**TASK OBJECTIVE**
Draw out every line with the word "Output" from the listing below.

**DATA LINES**

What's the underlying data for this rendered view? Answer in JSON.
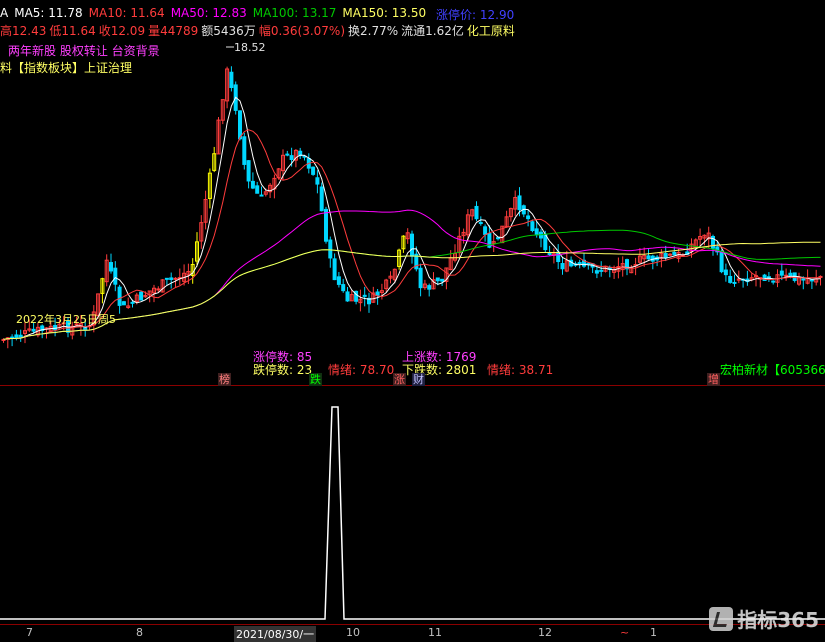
{
  "ma_line": {
    "ma5": "MA5: 11.78",
    "ma10": "MA10: 11.64",
    "ma50": "MA50: 12.83",
    "ma100": "MA100: 13.17",
    "ma150": "MA150: 13.50",
    "limit_up": "涨停价: 12.90",
    "left_mark": "A"
  },
  "quote_line": {
    "high": "高12.43",
    "low": "低11.64",
    "close": "收12.09",
    "volume": "量44789",
    "amount": "额5436万",
    "change": "幅0.36(3.07%)",
    "turnover": "换2.77%",
    "float": "流通1.62亿",
    "industry": "化工原料"
  },
  "concepts": "两年新股 股权转让 台资背景",
  "sector_line": "料【指数板块】上证治理",
  "peak_label": "18.52",
  "date_annotation": "2022年3月25日周5",
  "stats": {
    "limit_up_count": "涨停数: 85",
    "limit_down_count": "跌停数: 23",
    "mood1": "情绪: 78.70",
    "rise_count": "上涨数: 1769",
    "fall_count": "下跌数: 2801",
    "mood2": "情绪: 38.71"
  },
  "markers": [
    {
      "text": "榜",
      "color": "#ff8080"
    },
    {
      "text": "跌",
      "color": "#00ff00"
    },
    {
      "text": "涨",
      "color": "#ff6060"
    },
    {
      "text": "财",
      "color": "#c0c0ff"
    },
    {
      "text": "增",
      "color": "#ff6060"
    }
  ],
  "stock_tag": "宏柏新材【605366",
  "axis": {
    "ticks": [
      "7",
      "8",
      "2021/08/30/一",
      "10",
      "11",
      "12",
      "~",
      "1"
    ]
  },
  "logo_text": "指标365",
  "colors": {
    "up": "#ff3c3c",
    "down": "#00d7ff",
    "ma5": "#ffffff",
    "ma10": "#ff3c3c",
    "ma50": "#ff00ff",
    "ma100": "#00c800",
    "ma150": "#ffff64",
    "highlight": "#ffff00"
  }
}
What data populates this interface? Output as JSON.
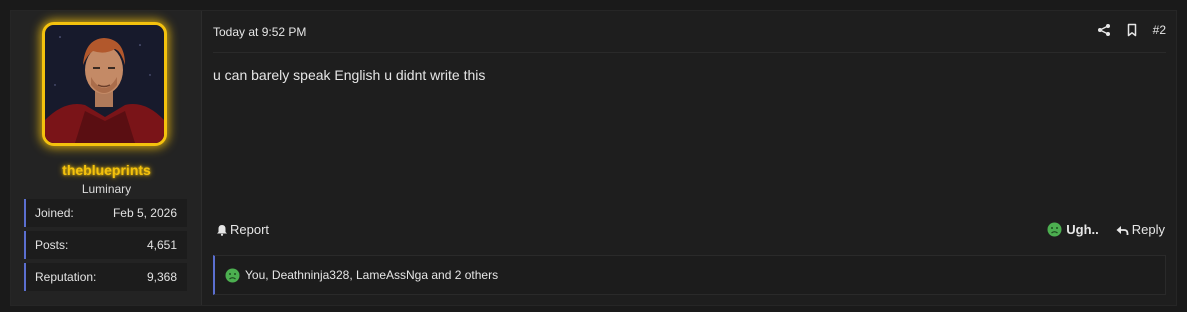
{
  "user": {
    "username": "theblueprints",
    "title": "Luminary",
    "stats": [
      {
        "label": "Joined:",
        "value": "Feb 5, 2026"
      },
      {
        "label": "Posts:",
        "value": "4,651"
      },
      {
        "label": "Reputation:",
        "value": "9,368"
      }
    ],
    "accent_color": "#f4c20d"
  },
  "post": {
    "date": "Today at 9:52 PM",
    "number": "#2",
    "content": "u can barely speak English u didnt write this"
  },
  "actions": {
    "report_label": "Report",
    "reaction_label": "Ugh..",
    "reply_label": "Reply",
    "share_icon": "share-icon",
    "bookmark_icon": "bookmark-icon"
  },
  "reactions": {
    "summary": "You, Deathninja328, LameAssNga and 2 others",
    "emoji": "sick-face-icon"
  }
}
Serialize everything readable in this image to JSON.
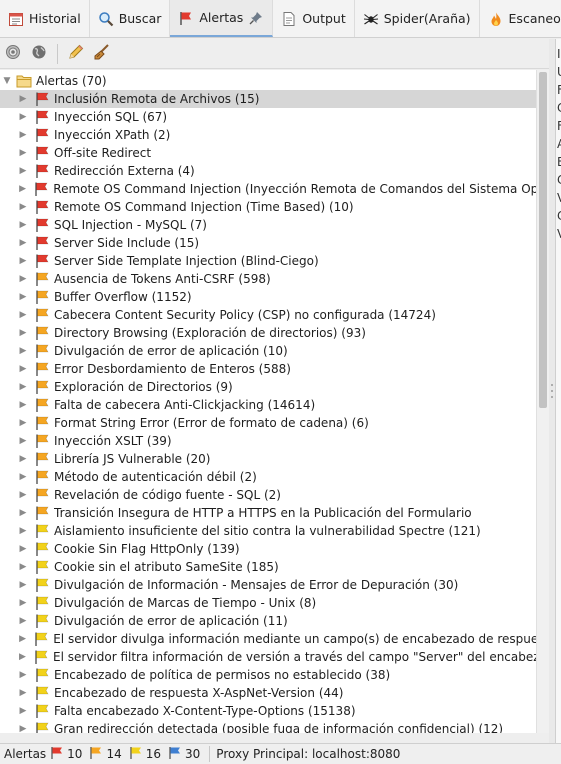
{
  "tabs": [
    {
      "label": "Historial",
      "icon": "history-icon"
    },
    {
      "label": "Buscar",
      "icon": "search-icon"
    },
    {
      "label": "Alertas",
      "icon": "alert-flag-icon"
    },
    {
      "label": "Output",
      "icon": "document-icon"
    },
    {
      "label": "Spider(Araña)",
      "icon": "spider-icon"
    },
    {
      "label": "Escaneo A",
      "icon": "flame-icon"
    }
  ],
  "toolbar": {
    "buttons": [
      "target-icon",
      "globe-icon",
      "pencil-icon",
      "broom-icon"
    ]
  },
  "tree": {
    "root_label": "Alertas (70)",
    "items": [
      {
        "label": "Inclusión Remota de Archivos (15)",
        "risk": "high"
      },
      {
        "label": "Inyección SQL (67)",
        "risk": "high"
      },
      {
        "label": "Inyección XPath (2)",
        "risk": "high"
      },
      {
        "label": "Off-site Redirect",
        "risk": "high"
      },
      {
        "label": "Redirección Externa (4)",
        "risk": "high"
      },
      {
        "label": "Remote OS Command Injection (Inyección Remota de Comandos del Sistema Operativ",
        "risk": "high"
      },
      {
        "label": "Remote OS Command Injection (Time Based) (10)",
        "risk": "high"
      },
      {
        "label": "SQL Injection - MySQL (7)",
        "risk": "high"
      },
      {
        "label": "Server Side Include (15)",
        "risk": "high"
      },
      {
        "label": "Server Side Template Injection (Blind-Ciego)",
        "risk": "high"
      },
      {
        "label": "Ausencia de Tokens Anti-CSRF (598)",
        "risk": "medium"
      },
      {
        "label": "Buffer Overflow (1152)",
        "risk": "medium"
      },
      {
        "label": "Cabecera Content Security Policy (CSP) no configurada (14724)",
        "risk": "medium"
      },
      {
        "label": "Directory Browsing (Exploración de directorios) (93)",
        "risk": "medium"
      },
      {
        "label": "Divulgación de error de aplicación (10)",
        "risk": "medium"
      },
      {
        "label": "Error Desbordamiento de Enteros (588)",
        "risk": "medium"
      },
      {
        "label": "Exploración de Directorios (9)",
        "risk": "medium"
      },
      {
        "label": "Falta de cabecera Anti-Clickjacking (14614)",
        "risk": "medium"
      },
      {
        "label": "Format String Error (Error de formato de cadena) (6)",
        "risk": "medium"
      },
      {
        "label": "Inyección XSLT (39)",
        "risk": "medium"
      },
      {
        "label": "Librería JS Vulnerable (20)",
        "risk": "medium"
      },
      {
        "label": "Método de autenticación débil (2)",
        "risk": "medium"
      },
      {
        "label": "Revelación de código fuente - SQL (2)",
        "risk": "medium"
      },
      {
        "label": "Transición Insegura de HTTP a HTTPS en la Publicación del Formulario",
        "risk": "medium"
      },
      {
        "label": "Aislamiento insuficiente del sitio contra la vulnerabilidad Spectre (121)",
        "risk": "low"
      },
      {
        "label": "Cookie Sin Flag HttpOnly (139)",
        "risk": "low"
      },
      {
        "label": "Cookie sin el atributo SameSite (185)",
        "risk": "low"
      },
      {
        "label": "Divulgación de Información - Mensajes de Error de Depuración (30)",
        "risk": "low"
      },
      {
        "label": "Divulgación de Marcas de Tiempo - Unix (8)",
        "risk": "low"
      },
      {
        "label": "Divulgación de error de aplicación (11)",
        "risk": "low"
      },
      {
        "label": "El servidor divulga información mediante un campo(s) de encabezado de respuesta HT",
        "risk": "low"
      },
      {
        "label": "El servidor filtra información de versión a través del campo \"Server\" del encabezado de r",
        "risk": "low"
      },
      {
        "label": "Encabezado de política de permisos no establecido (38)",
        "risk": "low"
      },
      {
        "label": "Encabezado de respuesta X-AspNet-Version (44)",
        "risk": "low"
      },
      {
        "label": "Falta encabezado X-Content-Type-Options (15138)",
        "risk": "low"
      },
      {
        "label": "Gran redirección detectada (posible fuga de información confidencial) (12)",
        "risk": "low"
      }
    ]
  },
  "right_panel_letters": [
    "I",
    "U",
    "F",
    "C",
    "F",
    "A",
    "E",
    "C",
    "V",
    "C",
    "V"
  ],
  "status": {
    "label": "Alertas",
    "counts": [
      {
        "value": "10",
        "risk": "high"
      },
      {
        "value": "14",
        "risk": "medium"
      },
      {
        "value": "16",
        "risk": "low"
      },
      {
        "value": "30",
        "risk": "info"
      }
    ],
    "proxy": "Proxy Principal: localhost:8080"
  },
  "colors": {
    "high": "#e23a2e",
    "medium": "#f5a623",
    "low": "#f2d21b",
    "info": "#3f7fd1",
    "selected_row": "#d6d6d6"
  }
}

**WRITTEN SOLUTION**
What data populates this interface? Output as JSON.
      "label": "Output",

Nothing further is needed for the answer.